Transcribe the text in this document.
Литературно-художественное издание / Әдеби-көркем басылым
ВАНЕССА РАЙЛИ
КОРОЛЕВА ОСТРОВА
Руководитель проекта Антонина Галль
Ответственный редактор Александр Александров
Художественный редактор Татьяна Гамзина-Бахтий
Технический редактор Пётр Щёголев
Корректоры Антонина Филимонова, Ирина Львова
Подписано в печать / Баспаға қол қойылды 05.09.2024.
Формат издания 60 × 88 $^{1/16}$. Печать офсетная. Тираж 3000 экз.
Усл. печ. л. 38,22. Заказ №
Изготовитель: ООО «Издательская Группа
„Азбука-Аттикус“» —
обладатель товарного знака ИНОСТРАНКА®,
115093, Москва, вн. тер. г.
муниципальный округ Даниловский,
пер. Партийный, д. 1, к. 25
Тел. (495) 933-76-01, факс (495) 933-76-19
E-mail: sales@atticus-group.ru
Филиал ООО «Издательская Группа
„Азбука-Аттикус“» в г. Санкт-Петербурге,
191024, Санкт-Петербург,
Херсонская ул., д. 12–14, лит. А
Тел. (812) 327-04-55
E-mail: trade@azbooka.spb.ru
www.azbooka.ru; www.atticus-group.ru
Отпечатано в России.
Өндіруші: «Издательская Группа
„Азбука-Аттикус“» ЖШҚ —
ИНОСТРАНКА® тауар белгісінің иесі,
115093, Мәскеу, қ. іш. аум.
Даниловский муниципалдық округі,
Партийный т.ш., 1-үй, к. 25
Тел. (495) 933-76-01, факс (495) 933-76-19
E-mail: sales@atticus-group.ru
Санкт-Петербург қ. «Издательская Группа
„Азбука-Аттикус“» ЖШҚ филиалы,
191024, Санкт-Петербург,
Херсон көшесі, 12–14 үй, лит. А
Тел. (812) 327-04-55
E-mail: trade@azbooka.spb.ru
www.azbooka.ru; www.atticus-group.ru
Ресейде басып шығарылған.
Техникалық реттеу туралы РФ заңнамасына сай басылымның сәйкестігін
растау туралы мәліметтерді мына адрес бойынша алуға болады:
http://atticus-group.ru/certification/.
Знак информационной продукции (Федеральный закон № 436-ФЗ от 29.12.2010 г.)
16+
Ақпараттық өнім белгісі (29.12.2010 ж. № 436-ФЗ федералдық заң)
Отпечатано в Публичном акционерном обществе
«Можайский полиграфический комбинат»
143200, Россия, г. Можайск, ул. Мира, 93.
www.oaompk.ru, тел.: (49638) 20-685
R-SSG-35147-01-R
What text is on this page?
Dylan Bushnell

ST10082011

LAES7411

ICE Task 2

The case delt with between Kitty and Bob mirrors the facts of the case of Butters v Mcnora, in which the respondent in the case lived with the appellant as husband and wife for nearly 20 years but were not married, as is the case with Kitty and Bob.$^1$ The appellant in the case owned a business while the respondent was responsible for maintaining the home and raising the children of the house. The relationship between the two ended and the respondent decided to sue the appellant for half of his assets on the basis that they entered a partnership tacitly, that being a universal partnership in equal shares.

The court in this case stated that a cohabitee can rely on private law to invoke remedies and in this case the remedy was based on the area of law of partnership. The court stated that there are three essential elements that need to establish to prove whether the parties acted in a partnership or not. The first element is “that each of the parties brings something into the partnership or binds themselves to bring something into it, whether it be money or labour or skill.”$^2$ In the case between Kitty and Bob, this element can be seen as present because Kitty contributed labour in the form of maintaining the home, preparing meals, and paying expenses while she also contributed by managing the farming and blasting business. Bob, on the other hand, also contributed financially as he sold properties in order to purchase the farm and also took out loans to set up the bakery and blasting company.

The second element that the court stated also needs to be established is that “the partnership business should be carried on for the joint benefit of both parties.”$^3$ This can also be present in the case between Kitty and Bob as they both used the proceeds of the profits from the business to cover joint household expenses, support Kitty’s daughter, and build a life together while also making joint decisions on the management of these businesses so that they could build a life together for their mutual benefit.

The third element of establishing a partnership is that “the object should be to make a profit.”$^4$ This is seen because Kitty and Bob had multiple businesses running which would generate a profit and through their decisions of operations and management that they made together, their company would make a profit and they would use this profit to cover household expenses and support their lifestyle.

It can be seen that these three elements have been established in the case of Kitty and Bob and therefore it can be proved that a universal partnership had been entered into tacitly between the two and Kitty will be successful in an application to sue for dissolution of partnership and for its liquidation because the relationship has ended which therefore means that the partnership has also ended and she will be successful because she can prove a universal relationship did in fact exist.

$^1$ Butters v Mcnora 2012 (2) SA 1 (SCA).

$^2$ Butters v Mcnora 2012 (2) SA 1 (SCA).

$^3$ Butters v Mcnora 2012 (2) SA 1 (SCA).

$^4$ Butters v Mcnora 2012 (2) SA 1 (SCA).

| Task instructions |
Isolate the lines that hold the word "туралы" and copy all of them.

| Problem solution |
Техникалық реттеу туралы РФ заңнамасына сай басылымның сәйкестігін
растау туралы мәліметтерді мына адрес бойынша алуға болады:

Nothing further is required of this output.